# WHAT IS NEEDED
Write out every entry, unchanged. Skip any picture.

··· INPUT

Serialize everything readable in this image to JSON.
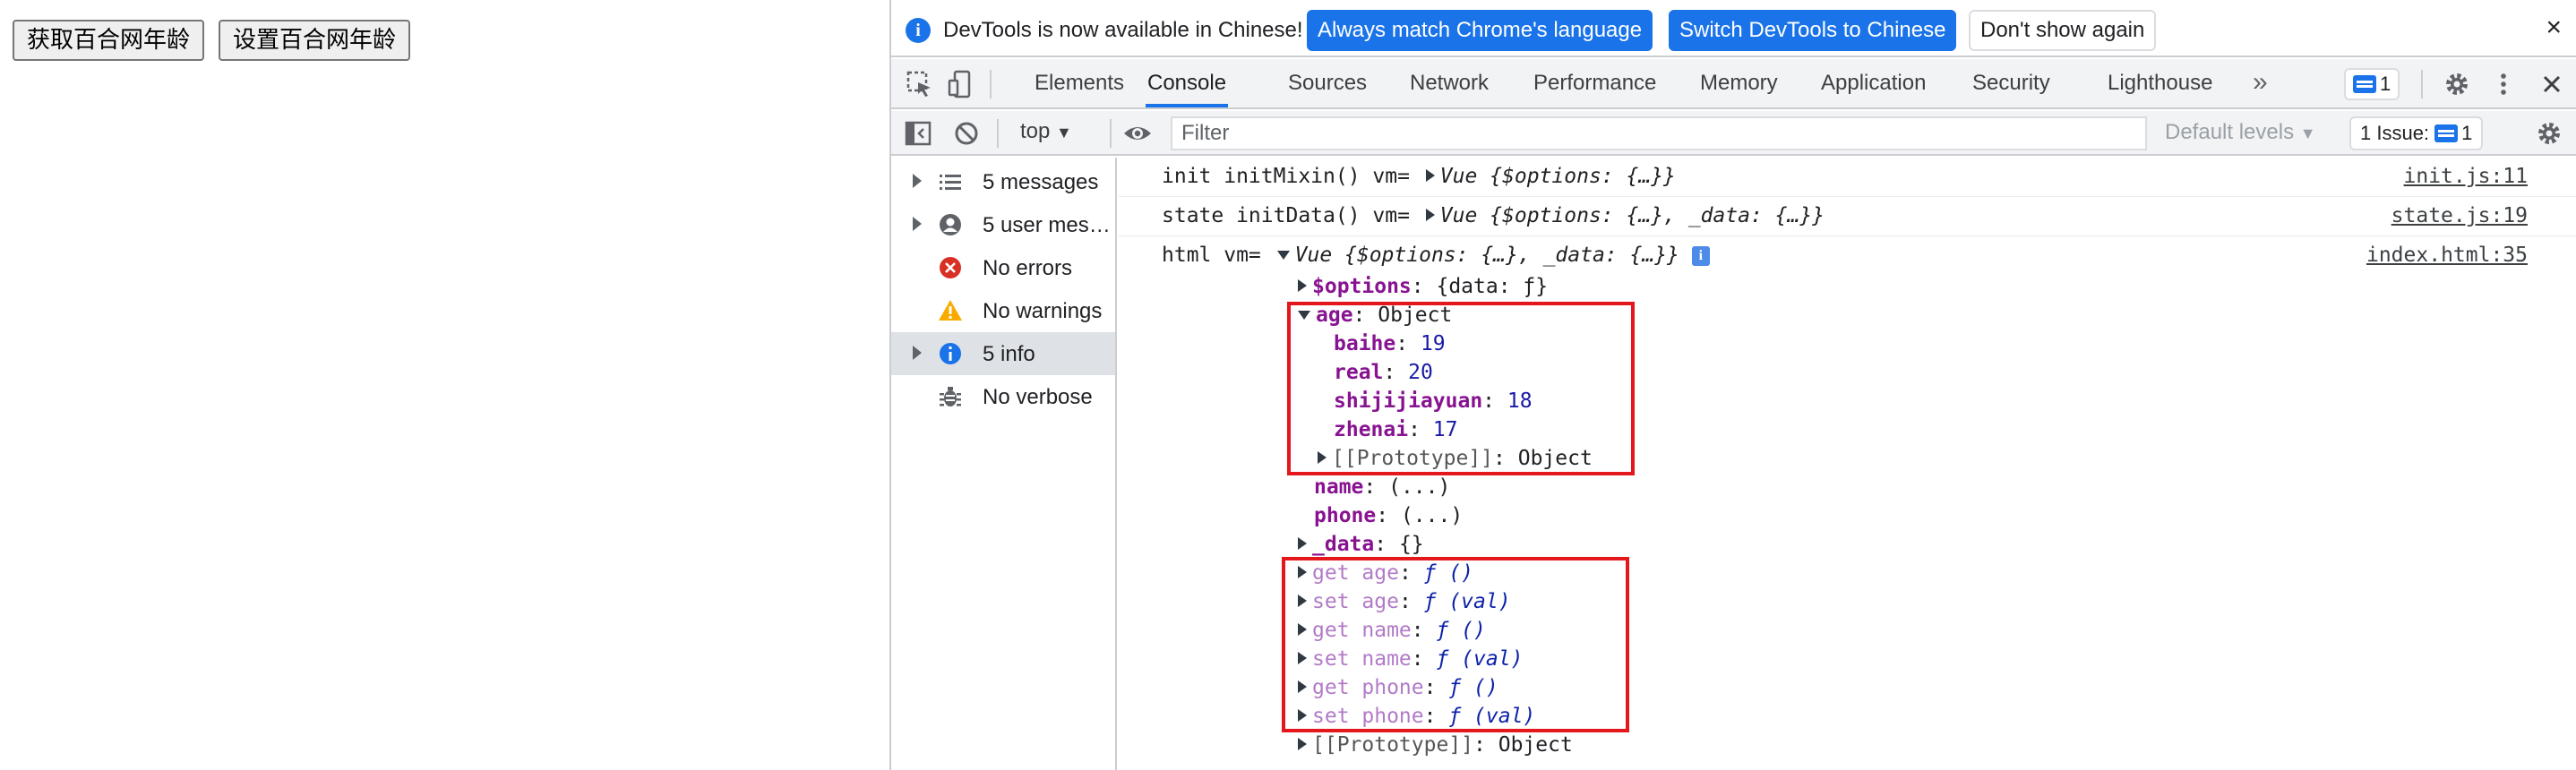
{
  "page": {
    "buttons": [
      "获取百合网年龄",
      "设置百合网年龄"
    ]
  },
  "devtools": {
    "infobar": {
      "message": "DevTools is now available in Chinese!",
      "match_label": "Always match Chrome's language",
      "switch_label": "Switch DevTools to Chinese",
      "dismiss_label": "Don't show again",
      "close": "×"
    },
    "tabs": [
      "Elements",
      "Console",
      "Sources",
      "Network",
      "Performance",
      "Memory",
      "Application",
      "Security",
      "Lighthouse"
    ],
    "active_tab": "Console",
    "more_tabs": "»",
    "message_count": "1",
    "toolbar": {
      "context": "top",
      "filter_placeholder": "Filter",
      "levels": "Default levels",
      "issues_label": "1 Issue:",
      "issues_count": "1"
    },
    "sidebar": [
      {
        "label": "5 messages",
        "icon": "list-icon",
        "expandable": true,
        "selected": false
      },
      {
        "label": "5 user mes…",
        "icon": "user-icon",
        "expandable": true,
        "selected": false
      },
      {
        "label": "No errors",
        "icon": "error-icon",
        "expandable": false,
        "selected": false
      },
      {
        "label": "No warnings",
        "icon": "warning-icon",
        "expandable": false,
        "selected": false
      },
      {
        "label": "5 info",
        "icon": "info-icon",
        "expandable": true,
        "selected": true
      },
      {
        "label": "No verbose",
        "icon": "bug-icon",
        "expandable": false,
        "selected": false
      }
    ],
    "console": {
      "messages": [
        {
          "prefix": "init initMixin() vm= ",
          "obj": "Vue {$options: {…}}",
          "source": "init.js:11"
        },
        {
          "prefix": "state initData() vm= ",
          "obj": "Vue {$options: {…}, _data: {…}}",
          "source": "state.js:19"
        },
        {
          "prefix": "html vm= ",
          "obj": "Vue {$options: {…}, _data: {…}}",
          "source": "index.html:35",
          "info_badge": "i"
        }
      ],
      "tree": {
        "options": {
          "key": "$options",
          "value": "{data: ƒ}"
        },
        "age": {
          "key": "age",
          "value": "Object",
          "props": [
            {
              "key": "baihe",
              "value": "19"
            },
            {
              "key": "real",
              "value": "20"
            },
            {
              "key": "shijijiayuan",
              "value": "18"
            },
            {
              "key": "zhenai",
              "value": "17"
            }
          ],
          "proto": {
            "key": "[[Prototype]]",
            "value": "Object"
          }
        },
        "name": {
          "key": "name",
          "value": "(...)"
        },
        "phone": {
          "key": "phone",
          "value": "(...)"
        },
        "data": {
          "key": "_data",
          "value": "{}"
        },
        "accessors": [
          {
            "key": "get age",
            "value": "ƒ ()"
          },
          {
            "key": "set age",
            "value": "ƒ (val)"
          },
          {
            "key": "get name",
            "value": "ƒ ()"
          },
          {
            "key": "set name",
            "value": "ƒ (val)"
          },
          {
            "key": "get phone",
            "value": "ƒ ()"
          },
          {
            "key": "set phone",
            "value": "ƒ (val)"
          }
        ],
        "proto": {
          "key": "[[Prototype]]",
          "value": "Object"
        }
      }
    },
    "colors": {
      "accent": "#1a73e8",
      "highlight": "#e3171c",
      "key": "#881391",
      "number": "#1a1aa6"
    }
  }
}
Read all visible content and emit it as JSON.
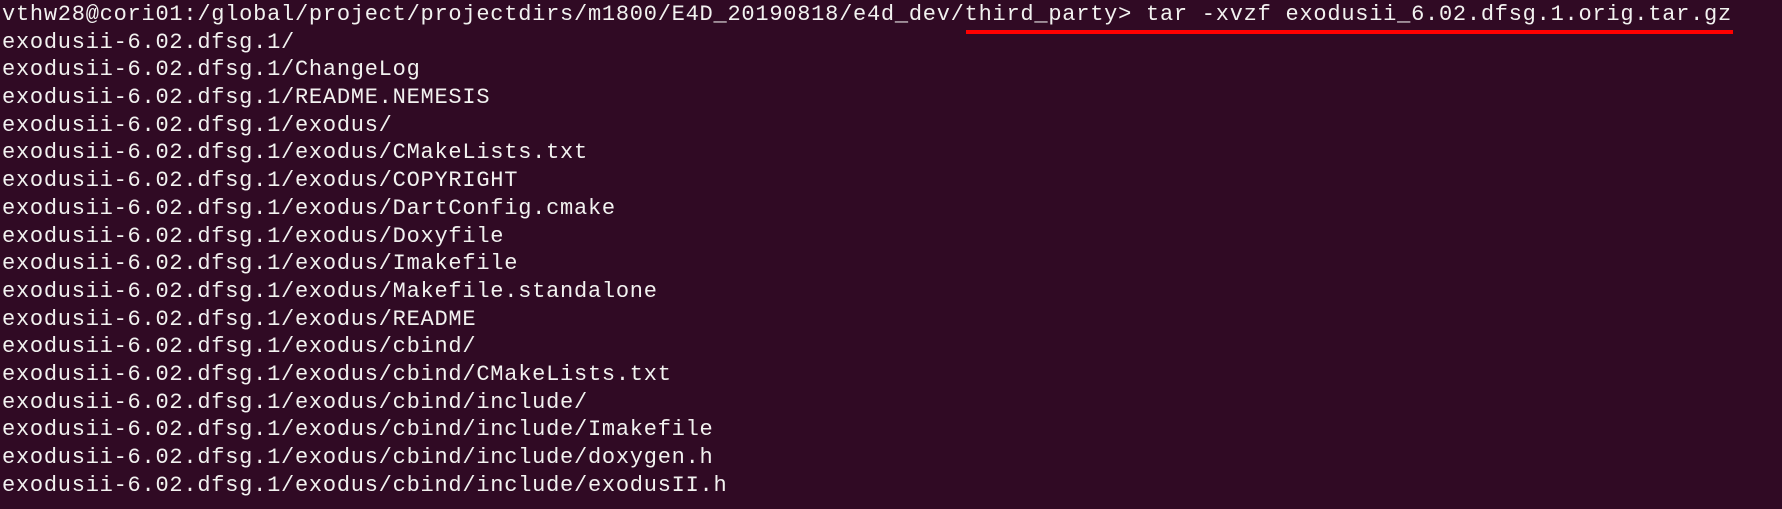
{
  "terminal": {
    "prompt": "vthw28@cori01:/global/project/projectdirs/m1800/E4D_20190818/e4d_dev/third_party> ",
    "command": "tar -xvzf exodusii_6.02.dfsg.1.orig.tar.gz",
    "output": [
      "exodusii-6.02.dfsg.1/",
      "exodusii-6.02.dfsg.1/ChangeLog",
      "exodusii-6.02.dfsg.1/README.NEMESIS",
      "exodusii-6.02.dfsg.1/exodus/",
      "exodusii-6.02.dfsg.1/exodus/CMakeLists.txt",
      "exodusii-6.02.dfsg.1/exodus/COPYRIGHT",
      "exodusii-6.02.dfsg.1/exodus/DartConfig.cmake",
      "exodusii-6.02.dfsg.1/exodus/Doxyfile",
      "exodusii-6.02.dfsg.1/exodus/Imakefile",
      "exodusii-6.02.dfsg.1/exodus/Makefile.standalone",
      "exodusii-6.02.dfsg.1/exodus/README",
      "exodusii-6.02.dfsg.1/exodus/cbind/",
      "exodusii-6.02.dfsg.1/exodus/cbind/CMakeLists.txt",
      "exodusii-6.02.dfsg.1/exodus/cbind/include/",
      "exodusii-6.02.dfsg.1/exodus/cbind/include/Imakefile",
      "exodusii-6.02.dfsg.1/exodus/cbind/include/doxygen.h",
      "exodusii-6.02.dfsg.1/exodus/cbind/include/exodusII.h"
    ]
  },
  "colors": {
    "background": "#300a24",
    "text": "#f2f2f0",
    "annotation": "#ff0000"
  }
}
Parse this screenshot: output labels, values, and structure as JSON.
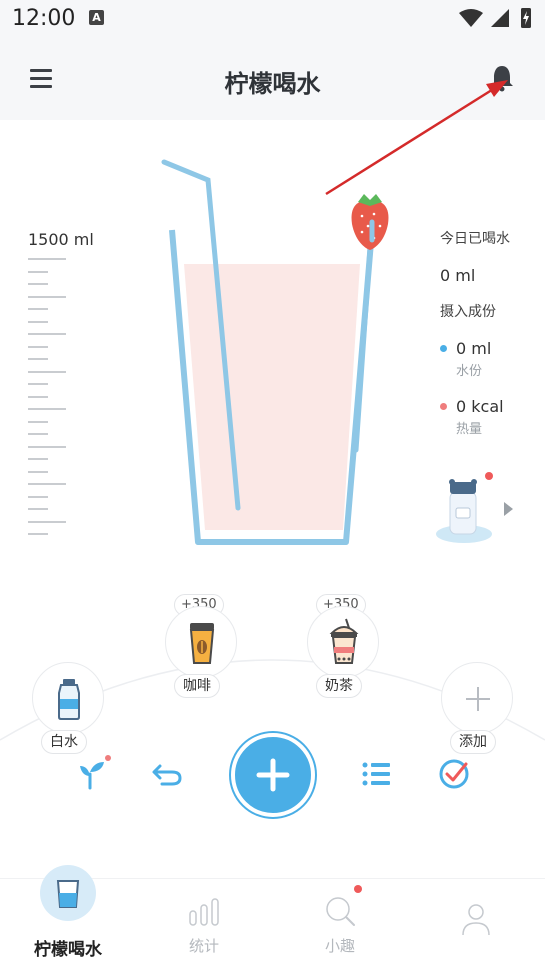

······

# RESPONSE FOR THIS EXERCISE
Serialize everything readable in this image to JSON.
{
  "page": {
    "buttons": [
      "获取百合网年龄",
      "设置百合网年龄"
    ]
  },
  "devtools": {
    "infobar": {
      "message": "DevTools is now available in Chinese!",
      "match_label": "Always match Chrome's language",
      "switch_label": "Switch DevTools to Chinese",
      "dismiss_label": "Don't show again",
      "close": "×"
    },
    "tabs": [
      "Elements",
      "Console",
      "Sources",
      "Network",
      "Performance",
      "Memory",
      "Application",
      "Security",
      "Lighthouse"
    ],
    "active_tab": "Console",
    "more_tabs": "»",
    "message_count": "1",
    "toolbar": {
      "context": "top",
      "filter_placeholder": "Filter",
      "levels": "Default levels",
      "issues_label": "1 Issue:",
      "issues_count": "1"
    },
    "sidebar": [
      {
        "label": "5 messages",
        "icon": "list-icon",
        "expandable": true,
        "selected": false
      },
      {
        "label": "5 user mes…",
        "icon": "user-icon",
        "expandable": true,
        "selected": false
      },
      {
        "label": "No errors",
        "icon": "error-icon",
        "expandable": false,
        "selected": false
      },
      {
        "label": "No warnings",
        "icon": "warning-icon",
        "expandable": false,
        "selected": false
      },
      {
        "label": "5 info",
        "icon": "info-icon",
        "expandable": true,
        "selected": true
      },
      {
        "label": "No verbose",
        "icon": "bug-icon",
        "expandable": false,
        "selected": false
      }
    ],
    "console": {
      "messages": [
        {
          "prefix": "init initMixin() vm= ",
          "obj": "Vue {$options: {…}}",
          "source": "init.js:11"
        },
        {
          "prefix": "state initData() vm= ",
          "obj": "Vue {$options: {…}, _data: {…}}",
          "source": "state.js:19"
        },
        {
          "prefix": "html vm= ",
          "obj": "Vue {$options: {…}, _data: {…}}",
          "source": "index.html:35",
          "info_badge": "i"
        }
      ],
      "tree": {
        "options": {
          "key": "$options",
          "value": "{data: ƒ}"
        },
        "age": {
          "key": "age",
          "value": "Object",
          "props": [
            {
              "key": "baihe",
              "value": "19"
            },
            {
              "key": "real",
              "value": "20"
            },
            {
              "key": "shijijiayuan",
              "value": "18"
            },
            {
              "key": "zhenai",
              "value": "17"
            }
          ],
          "proto": {
            "key": "[[Prototype]]",
            "value": "Object"
          }
        },
        "name": {
          "key": "name",
          "value": "(...)"
        },
        "phone": {
          "key": "phone",
          "value": "(...)"
        },
        "data": {
          "key": "_data",
          "value": "{}"
        },
        "accessors": [
          {
            "key": "get age",
            "value": "ƒ ()"
          },
          {
            "key": "set age",
            "value": "ƒ (val)"
          },
          {
            "key": "get name",
            "value": "ƒ ()"
          },
          {
            "key": "set name",
            "value": "ƒ (val)"
          },
          {
            "key": "get phone",
            "value": "ƒ ()"
          },
          {
            "key": "set phone",
            "value": "ƒ (val)"
          }
        ],
        "proto": {
          "key": "[[Prototype]]",
          "value": "Object"
        }
      }
    },
    "colors": {
      "accent": "#1a73e8",
      "highlight": "#e3171c",
      "key": "#881391",
      "number": "#1a1aa6"
    }
  }
}
Read all visible content and emit it as JSON.
{
  "terminal": {
    "prompt": "vthw28@cori01:/global/project/projectdirs/m1800/E4D_20190818/e4d_dev/third_party> ",
    "command": "tar -xvzf exodusii_6.02.dfsg.1.orig.tar.gz",
    "output": [
      "exodusii-6.02.dfsg.1/",
      "exodusii-6.02.dfsg.1/ChangeLog",
      "exodusii-6.02.dfsg.1/README.NEMESIS",
      "exodusii-6.02.dfsg.1/exodus/",
      "exodusii-6.02.dfsg.1/exodus/CMakeLists.txt",
      "exodusii-6.02.dfsg.1/exodus/COPYRIGHT",
      "exodusii-6.02.dfsg.1/exodus/DartConfig.cmake",
      "exodusii-6.02.dfsg.1/exodus/Doxyfile",
      "exodusii-6.02.dfsg.1/exodus/Imakefile",
      "exodusii-6.02.dfsg.1/exodus/Makefile.standalone",
      "exodusii-6.02.dfsg.1/exodus/README",
      "exodusii-6.02.dfsg.1/exodus/cbind/",
      "exodusii-6.02.dfsg.1/exodus/cbind/CMakeLists.txt",
      "exodusii-6.02.dfsg.1/exodus/cbind/include/",
      "exodusii-6.02.dfsg.1/exodus/cbind/include/Imakefile",
      "exodusii-6.02.dfsg.1/exodus/cbind/include/doxygen.h",
      "exodusii-6.02.dfsg.1/exodus/cbind/include/exodusII.h"
    ]
  },
  "colors": {
    "background": "#300a24",
    "text": "#f2f2f0",
    "annotation": "#ff0000"
  }
}
Parse this screenshot: output labels, values, and structure as JSON.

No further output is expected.